Start MATERIALS PROVIDED

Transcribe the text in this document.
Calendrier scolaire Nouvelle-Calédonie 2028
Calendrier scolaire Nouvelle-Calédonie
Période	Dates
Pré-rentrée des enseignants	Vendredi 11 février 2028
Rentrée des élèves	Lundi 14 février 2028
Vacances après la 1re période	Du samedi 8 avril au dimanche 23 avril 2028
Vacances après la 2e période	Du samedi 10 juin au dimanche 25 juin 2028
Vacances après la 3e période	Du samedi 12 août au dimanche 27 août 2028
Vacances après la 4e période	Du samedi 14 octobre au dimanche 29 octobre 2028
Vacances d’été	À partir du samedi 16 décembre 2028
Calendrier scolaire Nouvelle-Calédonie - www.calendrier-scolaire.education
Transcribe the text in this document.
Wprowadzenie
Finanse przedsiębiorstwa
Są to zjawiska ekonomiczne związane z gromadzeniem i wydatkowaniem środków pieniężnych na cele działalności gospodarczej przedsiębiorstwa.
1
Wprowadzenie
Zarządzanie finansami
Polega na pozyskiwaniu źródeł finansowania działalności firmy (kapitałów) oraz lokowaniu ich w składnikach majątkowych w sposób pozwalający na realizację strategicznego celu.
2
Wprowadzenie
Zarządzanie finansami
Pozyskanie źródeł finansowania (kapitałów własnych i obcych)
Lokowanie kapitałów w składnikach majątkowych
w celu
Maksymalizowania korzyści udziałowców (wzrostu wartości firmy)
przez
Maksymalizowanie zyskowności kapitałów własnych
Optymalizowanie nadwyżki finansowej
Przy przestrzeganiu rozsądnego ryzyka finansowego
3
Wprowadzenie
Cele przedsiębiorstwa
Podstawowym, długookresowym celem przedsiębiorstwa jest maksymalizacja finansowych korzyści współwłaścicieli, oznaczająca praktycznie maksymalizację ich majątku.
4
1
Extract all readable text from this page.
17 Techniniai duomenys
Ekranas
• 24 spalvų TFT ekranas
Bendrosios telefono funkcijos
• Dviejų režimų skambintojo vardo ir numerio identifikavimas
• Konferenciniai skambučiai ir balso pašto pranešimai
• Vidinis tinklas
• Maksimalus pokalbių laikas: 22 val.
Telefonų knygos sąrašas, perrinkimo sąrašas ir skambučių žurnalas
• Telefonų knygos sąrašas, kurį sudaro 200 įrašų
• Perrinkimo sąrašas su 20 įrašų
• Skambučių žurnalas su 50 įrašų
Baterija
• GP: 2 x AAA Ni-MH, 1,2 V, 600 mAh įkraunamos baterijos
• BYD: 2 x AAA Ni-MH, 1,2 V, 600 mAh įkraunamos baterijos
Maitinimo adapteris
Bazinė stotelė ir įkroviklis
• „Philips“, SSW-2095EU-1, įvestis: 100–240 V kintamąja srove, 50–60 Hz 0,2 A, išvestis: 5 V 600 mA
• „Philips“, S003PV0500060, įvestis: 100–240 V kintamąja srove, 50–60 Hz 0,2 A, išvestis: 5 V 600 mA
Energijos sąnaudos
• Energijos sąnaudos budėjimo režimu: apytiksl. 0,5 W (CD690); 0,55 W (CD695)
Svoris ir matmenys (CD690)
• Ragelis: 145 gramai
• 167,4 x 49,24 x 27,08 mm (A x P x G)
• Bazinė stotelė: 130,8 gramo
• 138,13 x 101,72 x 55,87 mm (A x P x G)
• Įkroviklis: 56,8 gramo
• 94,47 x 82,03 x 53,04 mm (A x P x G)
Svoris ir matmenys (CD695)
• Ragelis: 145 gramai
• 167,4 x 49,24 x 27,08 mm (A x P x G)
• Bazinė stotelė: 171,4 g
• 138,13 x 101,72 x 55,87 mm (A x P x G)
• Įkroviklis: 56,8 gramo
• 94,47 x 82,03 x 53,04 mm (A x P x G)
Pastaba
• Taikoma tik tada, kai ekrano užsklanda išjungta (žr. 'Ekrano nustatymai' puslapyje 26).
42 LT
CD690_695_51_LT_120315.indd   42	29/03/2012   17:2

End MATERIALS PROVIDED
Start MATERIALS PROVIDED

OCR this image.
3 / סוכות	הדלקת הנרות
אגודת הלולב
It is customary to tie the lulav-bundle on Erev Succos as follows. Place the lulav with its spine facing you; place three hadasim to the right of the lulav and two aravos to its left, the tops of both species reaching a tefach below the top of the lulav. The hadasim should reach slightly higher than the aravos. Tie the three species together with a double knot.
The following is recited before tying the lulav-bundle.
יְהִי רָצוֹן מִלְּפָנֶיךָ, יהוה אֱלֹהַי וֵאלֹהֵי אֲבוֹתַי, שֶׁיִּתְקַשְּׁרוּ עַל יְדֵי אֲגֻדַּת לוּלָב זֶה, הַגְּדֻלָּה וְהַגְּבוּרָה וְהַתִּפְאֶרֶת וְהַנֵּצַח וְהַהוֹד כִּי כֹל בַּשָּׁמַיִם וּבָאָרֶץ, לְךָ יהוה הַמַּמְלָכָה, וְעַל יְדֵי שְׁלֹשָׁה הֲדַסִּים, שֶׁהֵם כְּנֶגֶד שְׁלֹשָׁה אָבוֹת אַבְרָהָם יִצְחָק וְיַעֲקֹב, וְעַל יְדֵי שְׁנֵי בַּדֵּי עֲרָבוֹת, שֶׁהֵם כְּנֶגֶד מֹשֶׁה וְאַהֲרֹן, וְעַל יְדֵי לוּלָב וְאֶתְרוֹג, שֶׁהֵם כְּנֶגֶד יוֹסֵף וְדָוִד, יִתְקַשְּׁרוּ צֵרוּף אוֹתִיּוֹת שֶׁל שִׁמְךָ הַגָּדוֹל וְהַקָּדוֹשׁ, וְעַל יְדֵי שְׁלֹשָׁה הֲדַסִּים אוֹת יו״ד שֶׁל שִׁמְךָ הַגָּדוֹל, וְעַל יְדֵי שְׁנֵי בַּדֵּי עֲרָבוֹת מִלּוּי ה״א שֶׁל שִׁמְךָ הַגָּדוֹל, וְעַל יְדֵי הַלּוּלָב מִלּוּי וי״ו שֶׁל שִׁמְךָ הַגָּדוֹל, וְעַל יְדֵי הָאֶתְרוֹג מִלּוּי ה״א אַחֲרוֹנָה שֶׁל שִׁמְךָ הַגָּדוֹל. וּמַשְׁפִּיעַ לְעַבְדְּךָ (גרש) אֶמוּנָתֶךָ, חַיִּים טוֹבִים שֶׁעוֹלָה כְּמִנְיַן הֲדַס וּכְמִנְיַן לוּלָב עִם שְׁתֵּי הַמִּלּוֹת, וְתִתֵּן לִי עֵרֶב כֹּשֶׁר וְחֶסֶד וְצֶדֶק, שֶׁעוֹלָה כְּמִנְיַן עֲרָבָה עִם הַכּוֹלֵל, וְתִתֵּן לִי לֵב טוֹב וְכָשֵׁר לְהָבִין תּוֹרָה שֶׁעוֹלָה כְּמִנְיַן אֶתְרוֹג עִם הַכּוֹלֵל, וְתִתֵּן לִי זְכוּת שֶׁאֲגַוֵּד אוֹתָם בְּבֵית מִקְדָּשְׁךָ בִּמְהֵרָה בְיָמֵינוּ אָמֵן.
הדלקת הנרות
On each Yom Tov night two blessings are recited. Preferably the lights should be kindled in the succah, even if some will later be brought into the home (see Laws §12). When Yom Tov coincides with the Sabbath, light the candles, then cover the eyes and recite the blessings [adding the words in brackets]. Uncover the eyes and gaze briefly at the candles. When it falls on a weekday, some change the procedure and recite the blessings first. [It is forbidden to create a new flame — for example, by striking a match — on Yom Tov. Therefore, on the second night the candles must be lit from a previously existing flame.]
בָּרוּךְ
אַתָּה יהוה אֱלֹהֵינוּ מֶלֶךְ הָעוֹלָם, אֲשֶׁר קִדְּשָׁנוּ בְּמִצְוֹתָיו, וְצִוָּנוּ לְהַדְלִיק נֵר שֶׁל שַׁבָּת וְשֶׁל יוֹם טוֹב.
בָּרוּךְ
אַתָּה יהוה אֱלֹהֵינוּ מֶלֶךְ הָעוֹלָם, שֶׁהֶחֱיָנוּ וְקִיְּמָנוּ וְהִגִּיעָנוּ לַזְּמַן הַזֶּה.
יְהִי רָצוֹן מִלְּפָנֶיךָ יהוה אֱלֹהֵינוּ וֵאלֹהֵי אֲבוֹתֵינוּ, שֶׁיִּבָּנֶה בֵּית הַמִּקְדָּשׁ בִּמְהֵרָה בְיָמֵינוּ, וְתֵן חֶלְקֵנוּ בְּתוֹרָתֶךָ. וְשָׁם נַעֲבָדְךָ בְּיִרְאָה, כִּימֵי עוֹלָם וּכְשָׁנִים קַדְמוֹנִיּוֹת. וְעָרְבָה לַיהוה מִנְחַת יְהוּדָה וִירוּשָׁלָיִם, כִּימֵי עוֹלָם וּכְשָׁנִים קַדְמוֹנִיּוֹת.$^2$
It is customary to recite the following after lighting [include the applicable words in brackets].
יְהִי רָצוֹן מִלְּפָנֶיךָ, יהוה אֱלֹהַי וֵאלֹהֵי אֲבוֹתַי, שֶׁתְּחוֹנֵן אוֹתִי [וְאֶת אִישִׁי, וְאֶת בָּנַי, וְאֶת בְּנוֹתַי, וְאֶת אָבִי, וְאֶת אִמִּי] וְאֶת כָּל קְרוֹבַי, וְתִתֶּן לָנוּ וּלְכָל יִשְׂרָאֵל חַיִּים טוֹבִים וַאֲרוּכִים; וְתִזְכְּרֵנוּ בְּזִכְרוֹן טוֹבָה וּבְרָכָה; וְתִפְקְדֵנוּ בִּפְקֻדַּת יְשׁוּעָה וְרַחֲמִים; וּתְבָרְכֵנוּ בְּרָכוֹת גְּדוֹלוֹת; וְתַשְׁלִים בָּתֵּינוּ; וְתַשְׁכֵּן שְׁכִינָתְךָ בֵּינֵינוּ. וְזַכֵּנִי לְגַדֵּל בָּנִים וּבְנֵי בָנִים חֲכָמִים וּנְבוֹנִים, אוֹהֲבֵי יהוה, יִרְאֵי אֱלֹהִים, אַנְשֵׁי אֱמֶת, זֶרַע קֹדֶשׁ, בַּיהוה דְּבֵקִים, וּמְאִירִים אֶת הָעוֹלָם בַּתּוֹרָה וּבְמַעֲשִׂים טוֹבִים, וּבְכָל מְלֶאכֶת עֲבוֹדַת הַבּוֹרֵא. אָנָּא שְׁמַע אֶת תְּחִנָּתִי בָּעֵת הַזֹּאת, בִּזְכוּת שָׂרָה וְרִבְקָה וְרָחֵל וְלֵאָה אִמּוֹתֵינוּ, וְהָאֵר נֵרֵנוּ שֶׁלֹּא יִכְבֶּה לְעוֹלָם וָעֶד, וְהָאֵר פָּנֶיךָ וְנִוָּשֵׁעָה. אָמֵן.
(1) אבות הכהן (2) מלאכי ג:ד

End MATERIALS PROVIDED

→ **INSTRUCTIONS TO FOLLOW**:
From the data above, gather every line that includes the word "firmy".

→ **FINAL RESULT**:
Polega na pozyskiwaniu źródeł finansowania działalności firmy (kapitałów) oraz lokowaniu ich w składnikach majątkowych w sposób pozwalający na realizację strategicznego celu.
Maksymalizowania korzyści udziałowców (wzrostu wartości firmy)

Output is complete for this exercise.